> **TASK REQUIREMENTS**: All the data should be repeated exactly. Any image in it is left out.

> **RECORD EXCERPTS**:
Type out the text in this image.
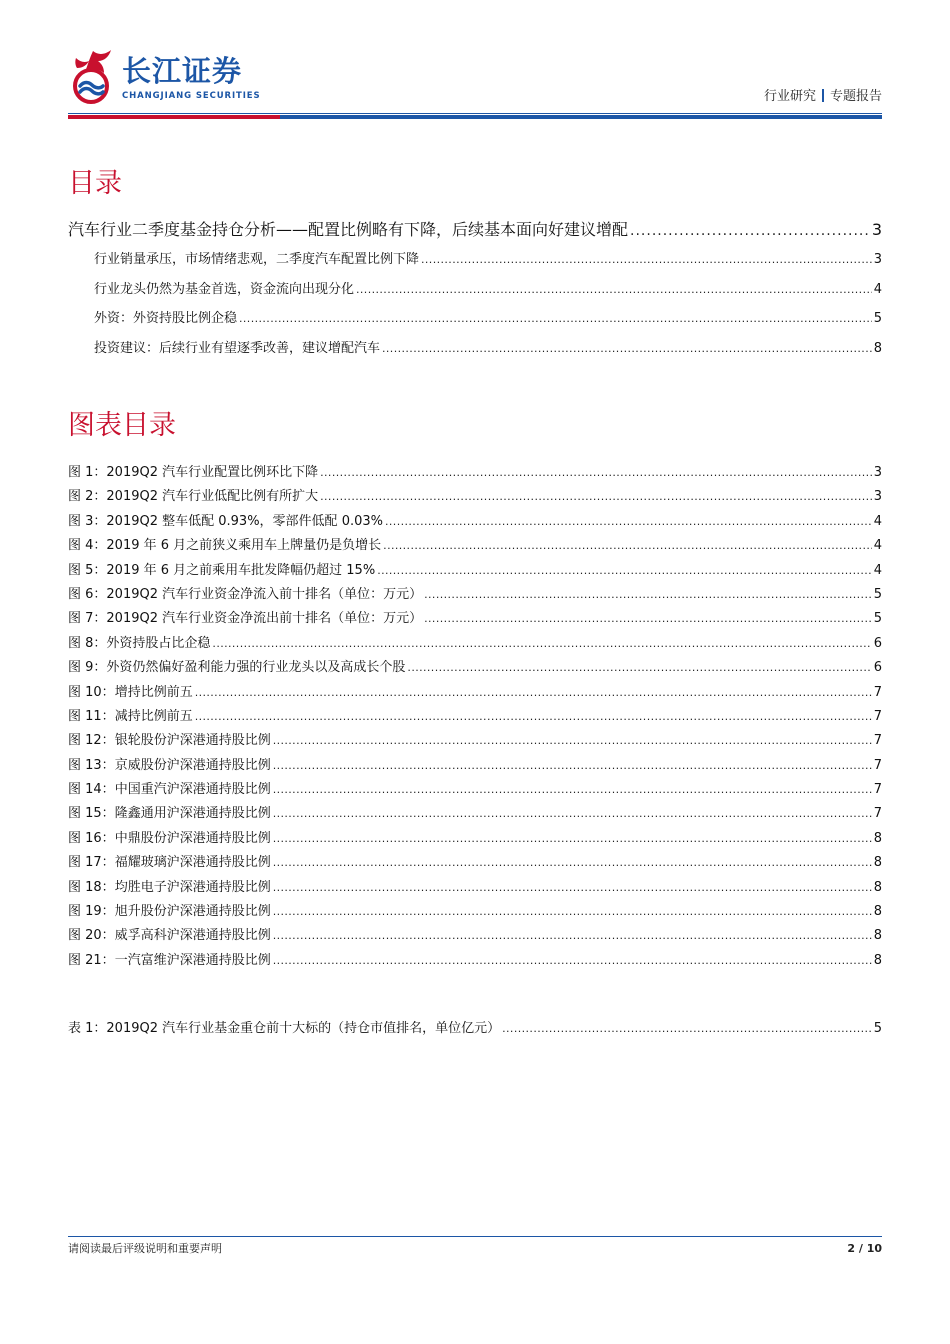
长江证券
CHANGJIANG SECURITIES	行业研究 专题报告
目录
汽车行业二季度基金持仓分析——配置比例略有下降，后续基本面向好建议增配 .....	3
行业销量承压，市场情绪悲观，二季度汽车配置比例下降 .....	3
行业龙头仍然为基金首选，资金流向出现分化 .....	4
外资：外资持股比例企稳 .....	5
投资建议：后续行业有望逐季改善，建议增配汽车 .....	8
图表目录
图 1：2019Q2 汽车行业配置比例环比下降 .....	3
图 2：2019Q2 汽车行业低配比例有所扩大 .....	3
图 3：2019Q2 整车低配 0.93%，零部件低配 0.03% .....	4
图 4：2019 年 6 月之前狭义乘用车上牌量仍是负增长 .....	4
图 5：2019 年 6 月之前乘用车批发降幅仍超过 15% .....	4
图 6：2019Q2 汽车行业资金净流入前十排名（单位：万元） .....	5
图 7：2019Q2 汽车行业资金净流出前十排名（单位：万元） .....	5
图 8：外资持股占比企稳 .....	6
图 9：外资仍然偏好盈利能力强的行业龙头以及高成长个股 .....	6
图 10：增持比例前五 .....	7
图 11：减持比例前五 .....	7
图 12：银轮股份沪深港通持股比例 .....	7
图 13：京威股份沪深港通持股比例 .....	7
图 14：中国重汽沪深港通持股比例 .....	7
图 15：隆鑫通用沪深港通持股比例 .....	7
图 16：中鼎股份沪深港通持股比例 .....	8
图 17：福耀玻璃沪深港通持股比例 .....	8
图 18：均胜电子沪深港通持股比例 .....	8
图 19：旭升股份沪深港通持股比例 .....	8
图 20：威孚高科沪深港通持股比例 .....	8
图 21：一汽富维沪深港通持股比例 .....	8
表 1：2019Q2 汽车行业基金重仓前十大标的（持仓市值排名，单位亿元） .....	5
请阅读最后评级说明和重要声明	2 / 10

> **RESULT FOR THIS TASK**:
Type out the text in this image.
长江证券
CHANGJIANG SECURITIES	行业研究 专题报告
目录
汽车行业二季度基金持仓分析——配置比例略有下降，后续基本面向好建议增配 .....	3
行业销量承压，市场情绪悲观，二季度汽车配置比例下降 .....	3
行业龙头仍然为基金首选，资金流向出现分化 .....	4
外资：外资持股比例企稳 .....	5
投资建议：后续行业有望逐季改善，建议增配汽车 .....	8
图表目录
图 1：2019Q2 汽车行业配置比例环比下降 .....	3
图 2：2019Q2 汽车行业低配比例有所扩大 .....	3
图 3：2019Q2 整车低配 0.93%，零部件低配 0.03% .....	4
图 4：2019 年 6 月之前狭义乘用车上牌量仍是负增长 .....	4
图 5：2019 年 6 月之前乘用车批发降幅仍超过 15% .....	4
图 6：2019Q2 汽车行业资金净流入前十排名（单位：万元） .....	5
图 7：2019Q2 汽车行业资金净流出前十排名（单位：万元） .....	5
图 8：外资持股占比企稳 .....	6
图 9：外资仍然偏好盈利能力强的行业龙头以及高成长个股 .....	6
图 10：增持比例前五 .....	7
图 11：减持比例前五 .....	7
图 12：银轮股份沪深港通持股比例 .....	7
图 13：京威股份沪深港通持股比例 .....	7
图 14：中国重汽沪深港通持股比例 .....	7
图 15：隆鑫通用沪深港通持股比例 .....	7
图 16：中鼎股份沪深港通持股比例 .....	8
图 17：福耀玻璃沪深港通持股比例 .....	8
图 18：均胜电子沪深港通持股比例 .....	8
图 19：旭升股份沪深港通持股比例 .....	8
图 20：威孚高科沪深港通持股比例 .....	8
图 21：一汽富维沪深港通持股比例 .....	8
表 1：2019Q2 汽车行业基金重仓前十大标的（持仓市值排名，单位亿元） .....	5
请阅读最后评级说明和重要声明	2 / 10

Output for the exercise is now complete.